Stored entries
>> start
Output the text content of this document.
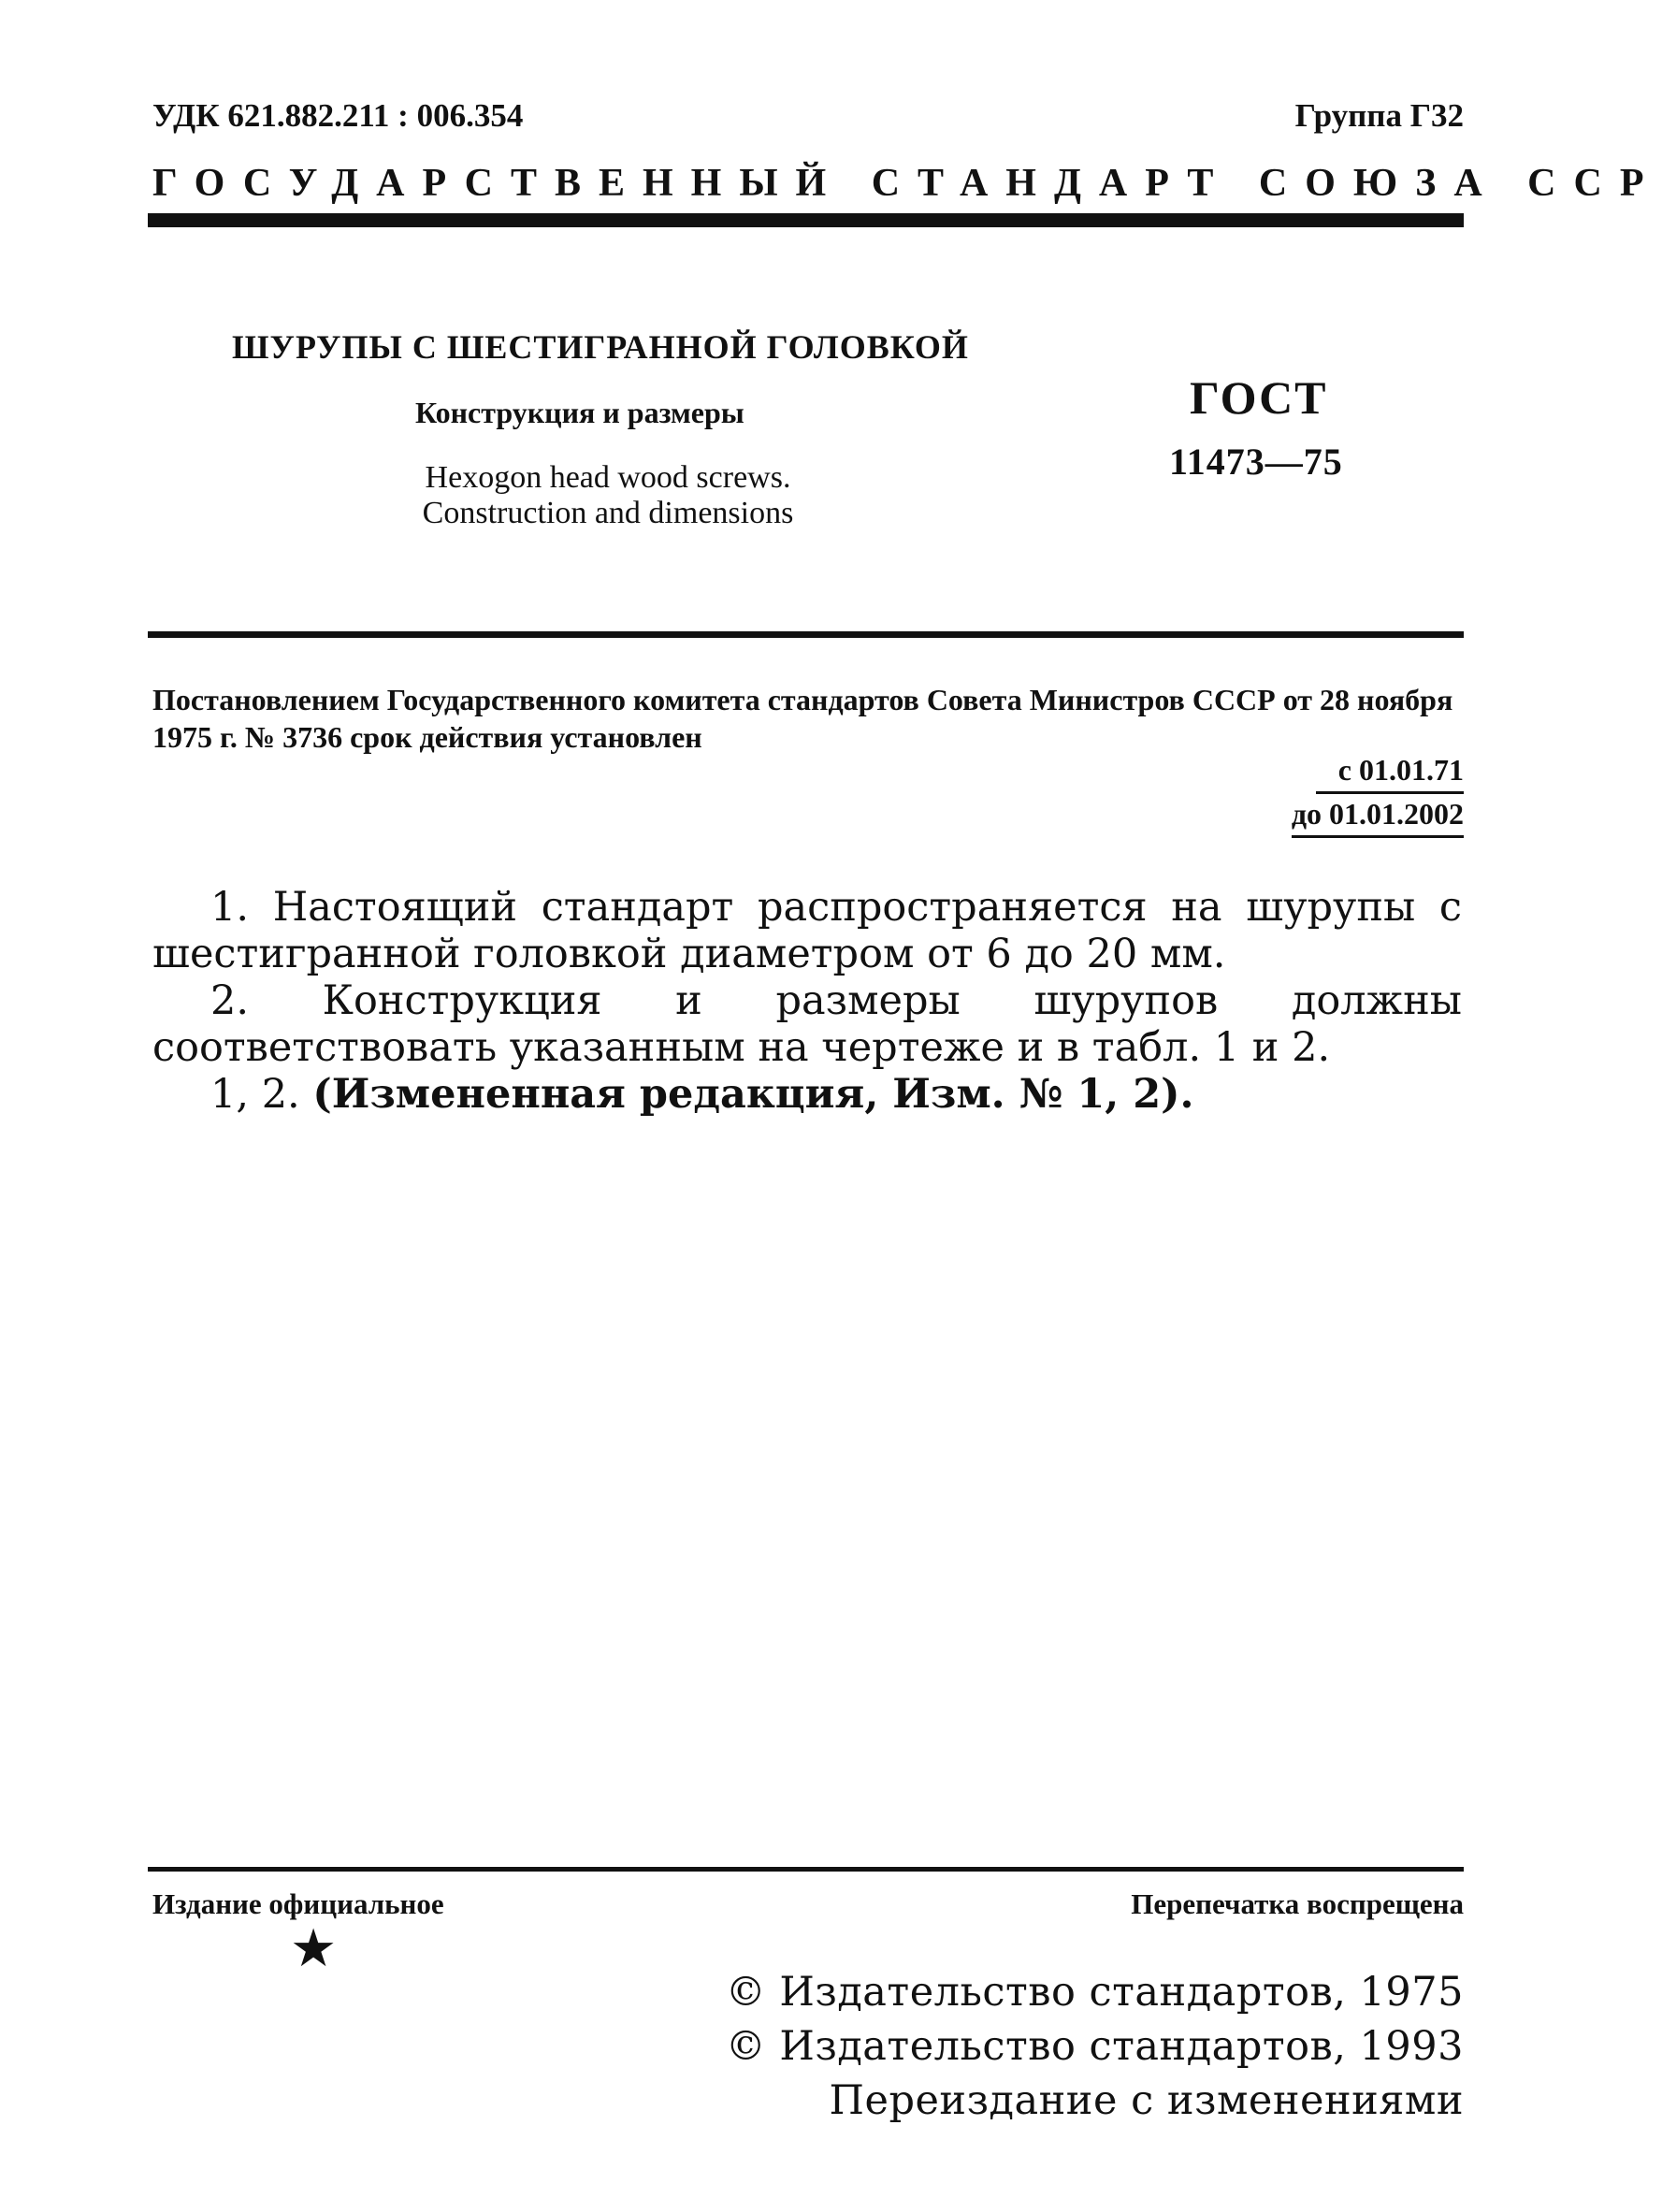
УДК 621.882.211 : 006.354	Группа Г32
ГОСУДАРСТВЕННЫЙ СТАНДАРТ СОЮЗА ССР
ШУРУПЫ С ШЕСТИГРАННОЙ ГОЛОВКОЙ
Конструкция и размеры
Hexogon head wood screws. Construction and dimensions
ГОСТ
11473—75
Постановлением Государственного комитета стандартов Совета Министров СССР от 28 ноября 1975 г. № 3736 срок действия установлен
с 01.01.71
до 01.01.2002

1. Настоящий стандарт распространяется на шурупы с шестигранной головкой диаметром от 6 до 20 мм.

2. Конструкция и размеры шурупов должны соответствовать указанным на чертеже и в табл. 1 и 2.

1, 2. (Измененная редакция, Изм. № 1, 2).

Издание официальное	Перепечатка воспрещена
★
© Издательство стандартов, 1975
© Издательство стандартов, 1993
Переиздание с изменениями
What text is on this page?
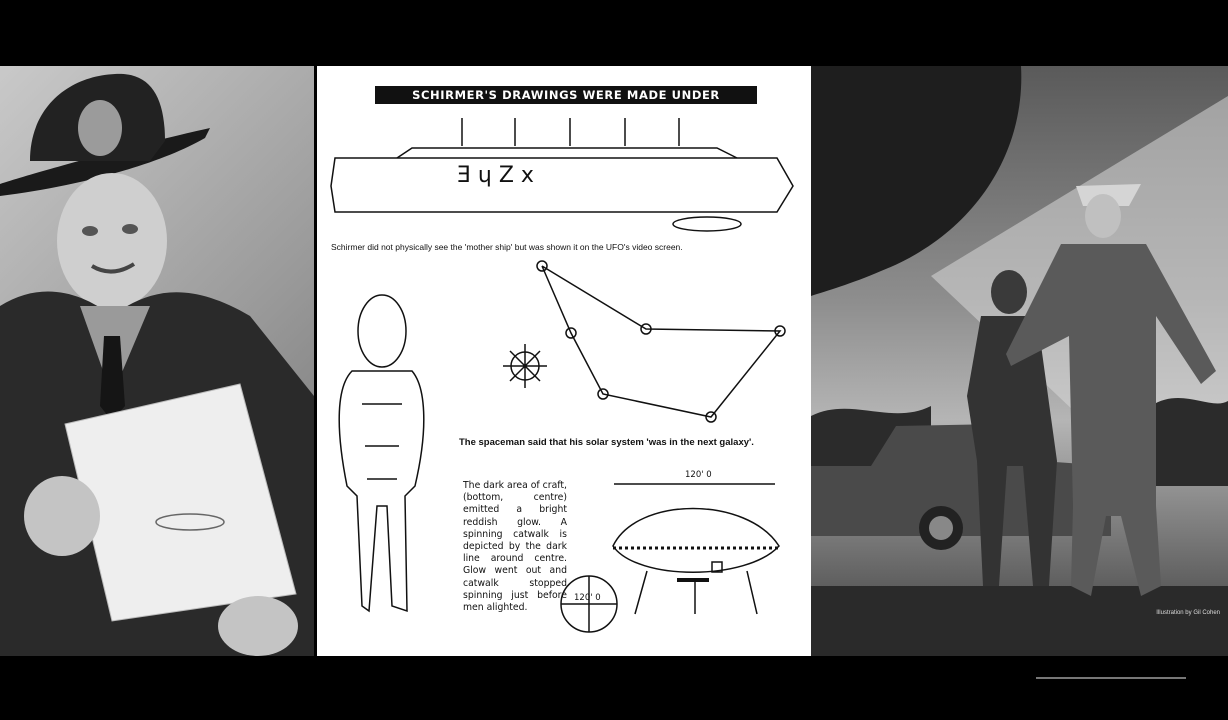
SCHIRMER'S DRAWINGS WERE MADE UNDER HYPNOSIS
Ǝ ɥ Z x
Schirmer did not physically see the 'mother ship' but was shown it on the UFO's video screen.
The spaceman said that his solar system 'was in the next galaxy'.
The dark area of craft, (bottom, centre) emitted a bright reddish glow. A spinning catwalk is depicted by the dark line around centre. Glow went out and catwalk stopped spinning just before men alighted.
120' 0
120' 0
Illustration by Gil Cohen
>> end
EXERCISE INSTRUCTIONS: Each record above should come back exactly the same, only without its pictures.

FINISHED TASK:
Output the text content of this document.
УДК 621.882.211 : 006.354	Группа Г32
ГОСУДАРСТВЕННЫЙ СТАНДАРТ СОЮЗА ССР
ШУРУПЫ С ШЕСТИГРАННОЙ ГОЛОВКОЙ
Конструкция и размеры
Hexogon head wood screws. Construction and dimensions
ГОСТ
11473—75
Постановлением Государственного комитета стандартов Совета Министров СССР от 28 ноября 1975 г. № 3736 срок действия установлен
с 01.01.71
до 01.01.2002

1. Настоящий стандарт распространяется на шурупы с шестигранной головкой диаметром от 6 до 20 мм.

2. Конструкция и размеры шурупов должны соответствовать указанным на чертеже и в табл. 1 и 2.

1, 2. (Измененная редакция, Изм. № 1, 2).

Издание официальное	Перепечатка воспрещена
★
© Издательство стандартов, 1975
© Издательство стандартов, 1993
Переиздание с изменениями
What text is on this page?
SCHIRMER'S DRAWINGS WERE MADE UNDER HYPNOSIS
Ǝ ɥ Z x
Schirmer did not physically see the 'mother ship' but was shown it on the UFO's video screen.
The spaceman said that his solar system 'was in the next galaxy'.
The dark area of craft, (bottom, centre) emitted a bright reddish glow. A spinning catwalk is depicted by the dark line around centre. Glow went out and catwalk stopped spinning just before men alighted.
120' 0
120' 0
Illustration by Gil Cohen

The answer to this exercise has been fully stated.